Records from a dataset
○ ○ ○ ○ ○ ○ ○
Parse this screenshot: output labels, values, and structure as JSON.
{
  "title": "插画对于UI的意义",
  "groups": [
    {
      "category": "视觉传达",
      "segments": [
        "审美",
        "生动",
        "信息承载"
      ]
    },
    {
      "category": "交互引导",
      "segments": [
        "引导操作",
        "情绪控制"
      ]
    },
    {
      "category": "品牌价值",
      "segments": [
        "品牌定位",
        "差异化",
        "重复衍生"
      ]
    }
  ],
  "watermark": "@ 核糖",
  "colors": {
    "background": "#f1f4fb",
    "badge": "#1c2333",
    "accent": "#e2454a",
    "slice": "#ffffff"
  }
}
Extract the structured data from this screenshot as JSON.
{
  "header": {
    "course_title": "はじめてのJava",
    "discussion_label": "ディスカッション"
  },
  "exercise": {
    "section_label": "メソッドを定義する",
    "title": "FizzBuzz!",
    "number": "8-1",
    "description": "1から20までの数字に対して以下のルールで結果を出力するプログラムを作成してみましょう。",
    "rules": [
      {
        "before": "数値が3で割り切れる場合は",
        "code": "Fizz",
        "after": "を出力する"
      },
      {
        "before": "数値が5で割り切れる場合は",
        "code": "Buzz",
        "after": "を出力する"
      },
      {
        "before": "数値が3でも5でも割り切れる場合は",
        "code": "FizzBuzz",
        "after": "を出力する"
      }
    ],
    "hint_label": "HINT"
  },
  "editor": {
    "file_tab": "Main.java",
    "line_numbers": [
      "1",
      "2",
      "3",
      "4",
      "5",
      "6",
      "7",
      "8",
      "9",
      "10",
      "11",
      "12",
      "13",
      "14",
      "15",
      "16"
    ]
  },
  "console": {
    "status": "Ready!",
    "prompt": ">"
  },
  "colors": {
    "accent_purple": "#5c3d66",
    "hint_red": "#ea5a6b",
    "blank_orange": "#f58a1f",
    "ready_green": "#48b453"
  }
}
○ ○ ○ ○ ○ ○ ○
# Stated task
Write the data from above out again, exactly.

# Written answer
Parse this screenshot: output labels, values, and structure as JSON.
{
  "title": "插画对于UI的意义",
  "groups": [
    {
      "category": "视觉传达",
      "segments": [
        "审美",
        "生动",
        "信息承载"
      ]
    },
    {
      "category": "交互引导",
      "segments": [
        "引导操作",
        "情绪控制"
      ]
    },
    {
      "category": "品牌价值",
      "segments": [
        "品牌定位",
        "差异化",
        "重复衍生"
      ]
    }
  ],
  "watermark": "@ 核糖",
  "colors": {
    "background": "#f1f4fb",
    "badge": "#1c2333",
    "accent": "#e2454a",
    "slice": "#ffffff"
  }
}
Extract the structured data from this screenshot as JSON.
{
  "header": {
    "course_title": "はじめてのJava",
    "discussion_label": "ディスカッション"
  },
  "exercise": {
    "section_label": "メソッドを定義する",
    "title": "FizzBuzz!",
    "number": "8-1",
    "description": "1から20までの数字に対して以下のルールで結果を出力するプログラムを作成してみましょう。",
    "rules": [
      {
        "before": "数値が3で割り切れる場合は",
        "code": "Fizz",
        "after": "を出力する"
      },
      {
        "before": "数値が5で割り切れる場合は",
        "code": "Buzz",
        "after": "を出力する"
      },
      {
        "before": "数値が3でも5でも割り切れる場合は",
        "code": "FizzBuzz",
        "after": "を出力する"
      }
    ],
    "hint_label": "HINT"
  },
  "editor": {
    "file_tab": "Main.java",
    "line_numbers": [
      "1",
      "2",
      "3",
      "4",
      "5",
      "6",
      "7",
      "8",
      "9",
      "10",
      "11",
      "12",
      "13",
      "14",
      "15",
      "16"
    ]
  },
  "console": {
    "status": "Ready!",
    "prompt": ">"
  },
  "colors": {
    "accent_purple": "#5c3d66",
    "hint_red": "#ea5a6b",
    "blank_orange": "#f58a1f",
    "ready_green": "#48b453"
  }
}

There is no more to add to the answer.